[Collected data entries]
* * * * * * * * *
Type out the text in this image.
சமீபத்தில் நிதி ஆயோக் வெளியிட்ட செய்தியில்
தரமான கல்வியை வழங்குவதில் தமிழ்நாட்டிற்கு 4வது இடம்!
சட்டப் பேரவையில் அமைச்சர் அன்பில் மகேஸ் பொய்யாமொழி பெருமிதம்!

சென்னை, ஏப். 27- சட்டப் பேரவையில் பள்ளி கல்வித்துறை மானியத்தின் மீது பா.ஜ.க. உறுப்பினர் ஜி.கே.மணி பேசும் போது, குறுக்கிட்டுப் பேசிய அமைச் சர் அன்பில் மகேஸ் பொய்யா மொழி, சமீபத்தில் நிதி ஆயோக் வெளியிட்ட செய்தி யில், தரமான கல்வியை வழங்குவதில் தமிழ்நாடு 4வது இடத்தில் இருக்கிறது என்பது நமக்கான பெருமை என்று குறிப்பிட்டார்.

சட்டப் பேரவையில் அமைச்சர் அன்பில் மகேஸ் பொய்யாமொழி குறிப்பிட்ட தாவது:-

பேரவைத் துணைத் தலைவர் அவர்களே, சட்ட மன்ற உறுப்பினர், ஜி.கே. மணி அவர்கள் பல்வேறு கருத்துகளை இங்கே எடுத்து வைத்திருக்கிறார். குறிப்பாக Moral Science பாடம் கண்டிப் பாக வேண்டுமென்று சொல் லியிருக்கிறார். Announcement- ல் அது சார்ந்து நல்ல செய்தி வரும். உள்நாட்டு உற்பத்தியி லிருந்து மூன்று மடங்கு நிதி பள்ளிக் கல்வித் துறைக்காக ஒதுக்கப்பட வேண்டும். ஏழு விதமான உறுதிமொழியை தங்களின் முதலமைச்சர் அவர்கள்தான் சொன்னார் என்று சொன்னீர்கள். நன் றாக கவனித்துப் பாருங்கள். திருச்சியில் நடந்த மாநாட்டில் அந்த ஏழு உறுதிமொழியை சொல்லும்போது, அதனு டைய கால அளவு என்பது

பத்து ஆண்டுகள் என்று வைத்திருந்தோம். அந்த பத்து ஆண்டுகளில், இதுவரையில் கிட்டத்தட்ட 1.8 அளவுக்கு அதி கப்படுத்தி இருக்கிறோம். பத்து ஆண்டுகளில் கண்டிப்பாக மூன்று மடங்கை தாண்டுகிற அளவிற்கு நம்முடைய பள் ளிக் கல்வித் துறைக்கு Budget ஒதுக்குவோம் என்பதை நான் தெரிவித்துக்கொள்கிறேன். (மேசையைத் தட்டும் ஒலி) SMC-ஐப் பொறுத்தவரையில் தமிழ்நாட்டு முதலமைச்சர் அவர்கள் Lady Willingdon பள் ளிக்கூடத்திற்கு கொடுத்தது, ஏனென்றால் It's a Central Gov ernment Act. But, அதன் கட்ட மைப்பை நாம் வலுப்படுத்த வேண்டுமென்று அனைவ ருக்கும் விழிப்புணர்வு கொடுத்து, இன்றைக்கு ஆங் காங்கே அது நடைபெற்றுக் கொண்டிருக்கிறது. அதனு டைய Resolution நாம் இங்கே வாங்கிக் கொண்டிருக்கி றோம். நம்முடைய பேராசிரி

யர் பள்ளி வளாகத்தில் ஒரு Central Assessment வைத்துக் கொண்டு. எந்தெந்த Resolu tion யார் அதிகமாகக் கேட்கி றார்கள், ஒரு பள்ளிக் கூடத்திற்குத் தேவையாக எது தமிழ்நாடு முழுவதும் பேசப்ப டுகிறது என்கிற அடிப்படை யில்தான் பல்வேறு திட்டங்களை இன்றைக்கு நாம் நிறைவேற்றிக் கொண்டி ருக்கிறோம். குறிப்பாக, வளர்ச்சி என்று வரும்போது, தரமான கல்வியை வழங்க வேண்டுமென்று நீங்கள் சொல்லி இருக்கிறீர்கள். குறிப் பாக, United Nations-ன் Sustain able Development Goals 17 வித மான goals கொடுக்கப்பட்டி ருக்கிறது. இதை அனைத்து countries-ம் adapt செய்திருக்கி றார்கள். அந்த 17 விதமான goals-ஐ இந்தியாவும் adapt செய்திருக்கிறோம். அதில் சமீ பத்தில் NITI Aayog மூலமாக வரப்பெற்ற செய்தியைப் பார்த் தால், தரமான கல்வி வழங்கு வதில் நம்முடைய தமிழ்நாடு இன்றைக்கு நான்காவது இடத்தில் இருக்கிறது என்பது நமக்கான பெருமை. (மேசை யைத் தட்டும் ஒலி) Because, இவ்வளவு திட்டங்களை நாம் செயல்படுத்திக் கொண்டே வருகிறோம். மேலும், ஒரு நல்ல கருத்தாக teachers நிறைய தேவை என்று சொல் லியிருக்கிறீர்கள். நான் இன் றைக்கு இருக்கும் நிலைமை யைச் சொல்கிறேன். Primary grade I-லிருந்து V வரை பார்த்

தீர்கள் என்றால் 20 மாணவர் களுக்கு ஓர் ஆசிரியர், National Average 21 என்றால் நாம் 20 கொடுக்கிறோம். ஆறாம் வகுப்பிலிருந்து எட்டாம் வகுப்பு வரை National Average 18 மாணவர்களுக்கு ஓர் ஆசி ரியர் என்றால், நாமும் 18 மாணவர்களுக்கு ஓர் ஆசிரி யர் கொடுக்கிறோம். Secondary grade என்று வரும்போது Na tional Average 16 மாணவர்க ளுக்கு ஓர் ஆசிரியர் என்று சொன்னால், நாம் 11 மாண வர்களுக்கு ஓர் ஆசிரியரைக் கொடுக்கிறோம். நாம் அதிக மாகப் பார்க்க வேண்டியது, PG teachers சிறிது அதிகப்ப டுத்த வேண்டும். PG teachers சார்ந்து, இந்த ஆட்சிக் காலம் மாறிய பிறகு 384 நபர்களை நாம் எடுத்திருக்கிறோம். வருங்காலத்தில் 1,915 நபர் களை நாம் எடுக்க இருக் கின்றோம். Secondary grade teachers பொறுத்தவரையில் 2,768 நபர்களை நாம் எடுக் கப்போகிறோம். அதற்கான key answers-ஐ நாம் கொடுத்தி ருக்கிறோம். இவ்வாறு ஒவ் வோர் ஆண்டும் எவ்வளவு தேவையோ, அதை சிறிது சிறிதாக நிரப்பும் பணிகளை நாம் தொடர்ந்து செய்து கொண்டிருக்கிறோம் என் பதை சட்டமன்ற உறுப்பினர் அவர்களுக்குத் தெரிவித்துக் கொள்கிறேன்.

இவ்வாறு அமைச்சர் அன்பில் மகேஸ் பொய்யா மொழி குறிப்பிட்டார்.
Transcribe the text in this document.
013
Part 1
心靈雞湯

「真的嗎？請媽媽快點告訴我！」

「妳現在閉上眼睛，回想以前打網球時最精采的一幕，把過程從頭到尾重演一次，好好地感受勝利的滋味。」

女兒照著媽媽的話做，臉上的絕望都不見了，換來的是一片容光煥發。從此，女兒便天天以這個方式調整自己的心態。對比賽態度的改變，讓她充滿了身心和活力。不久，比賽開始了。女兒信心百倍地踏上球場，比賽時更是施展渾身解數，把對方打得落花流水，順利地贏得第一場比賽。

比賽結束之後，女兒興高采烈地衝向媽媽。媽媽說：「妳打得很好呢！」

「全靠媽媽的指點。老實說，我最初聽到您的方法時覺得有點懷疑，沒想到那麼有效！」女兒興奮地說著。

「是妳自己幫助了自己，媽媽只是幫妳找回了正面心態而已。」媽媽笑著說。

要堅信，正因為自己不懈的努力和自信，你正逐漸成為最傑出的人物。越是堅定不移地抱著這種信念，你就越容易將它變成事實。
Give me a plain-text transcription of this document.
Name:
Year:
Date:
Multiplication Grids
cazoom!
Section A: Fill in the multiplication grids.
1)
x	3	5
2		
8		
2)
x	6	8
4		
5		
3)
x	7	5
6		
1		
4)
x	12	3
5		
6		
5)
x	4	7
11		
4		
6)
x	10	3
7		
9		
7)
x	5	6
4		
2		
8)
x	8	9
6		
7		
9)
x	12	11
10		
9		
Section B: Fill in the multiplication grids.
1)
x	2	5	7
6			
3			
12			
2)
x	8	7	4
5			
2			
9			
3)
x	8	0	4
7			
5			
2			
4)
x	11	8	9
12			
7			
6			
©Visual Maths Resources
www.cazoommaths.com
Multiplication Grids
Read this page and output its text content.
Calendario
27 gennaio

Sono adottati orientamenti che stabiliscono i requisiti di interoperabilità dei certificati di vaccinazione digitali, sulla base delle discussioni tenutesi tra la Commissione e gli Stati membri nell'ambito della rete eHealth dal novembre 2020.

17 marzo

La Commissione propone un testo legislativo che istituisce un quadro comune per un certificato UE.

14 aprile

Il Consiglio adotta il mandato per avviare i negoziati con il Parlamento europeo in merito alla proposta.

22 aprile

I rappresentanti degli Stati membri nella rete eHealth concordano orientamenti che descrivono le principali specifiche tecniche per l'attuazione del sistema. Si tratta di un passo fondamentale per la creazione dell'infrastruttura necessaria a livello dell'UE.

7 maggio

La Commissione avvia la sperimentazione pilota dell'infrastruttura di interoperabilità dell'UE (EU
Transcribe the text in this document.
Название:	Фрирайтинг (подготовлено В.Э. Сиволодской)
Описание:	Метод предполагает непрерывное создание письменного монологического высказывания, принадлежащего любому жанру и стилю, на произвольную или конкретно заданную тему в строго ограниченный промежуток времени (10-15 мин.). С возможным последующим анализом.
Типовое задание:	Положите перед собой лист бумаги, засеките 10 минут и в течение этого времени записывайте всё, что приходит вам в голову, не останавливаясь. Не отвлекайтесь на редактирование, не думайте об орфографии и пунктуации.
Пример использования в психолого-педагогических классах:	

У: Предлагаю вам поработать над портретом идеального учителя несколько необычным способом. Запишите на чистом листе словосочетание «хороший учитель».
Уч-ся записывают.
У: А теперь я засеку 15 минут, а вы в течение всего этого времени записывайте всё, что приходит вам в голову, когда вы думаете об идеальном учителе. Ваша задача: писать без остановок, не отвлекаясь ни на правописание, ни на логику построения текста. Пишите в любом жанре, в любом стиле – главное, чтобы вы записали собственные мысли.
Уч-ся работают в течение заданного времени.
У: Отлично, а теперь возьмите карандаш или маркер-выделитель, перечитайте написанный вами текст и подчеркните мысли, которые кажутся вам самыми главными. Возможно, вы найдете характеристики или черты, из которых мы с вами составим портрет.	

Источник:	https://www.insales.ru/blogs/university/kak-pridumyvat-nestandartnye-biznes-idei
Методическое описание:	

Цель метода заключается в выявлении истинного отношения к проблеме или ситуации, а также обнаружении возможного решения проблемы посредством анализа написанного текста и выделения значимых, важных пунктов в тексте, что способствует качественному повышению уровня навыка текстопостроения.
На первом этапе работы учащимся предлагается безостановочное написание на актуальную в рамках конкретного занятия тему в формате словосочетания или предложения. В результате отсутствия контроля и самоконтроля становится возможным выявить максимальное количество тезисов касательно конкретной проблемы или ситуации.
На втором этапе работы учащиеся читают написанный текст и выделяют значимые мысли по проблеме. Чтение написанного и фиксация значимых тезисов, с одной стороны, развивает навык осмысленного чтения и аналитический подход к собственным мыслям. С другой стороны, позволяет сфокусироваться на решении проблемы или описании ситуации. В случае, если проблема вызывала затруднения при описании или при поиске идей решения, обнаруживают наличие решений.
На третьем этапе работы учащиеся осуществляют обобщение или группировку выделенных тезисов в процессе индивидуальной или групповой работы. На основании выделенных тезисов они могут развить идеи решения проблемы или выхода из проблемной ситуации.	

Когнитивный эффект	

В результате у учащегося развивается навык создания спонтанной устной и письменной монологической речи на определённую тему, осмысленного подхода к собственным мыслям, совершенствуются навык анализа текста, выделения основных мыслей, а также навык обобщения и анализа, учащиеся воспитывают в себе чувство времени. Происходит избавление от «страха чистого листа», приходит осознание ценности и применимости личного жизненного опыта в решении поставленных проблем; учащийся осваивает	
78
* * * * * * * * *
Exercise details » Give only the number of lines in the preceding material that contain the string "Commissione".

Right answer » 3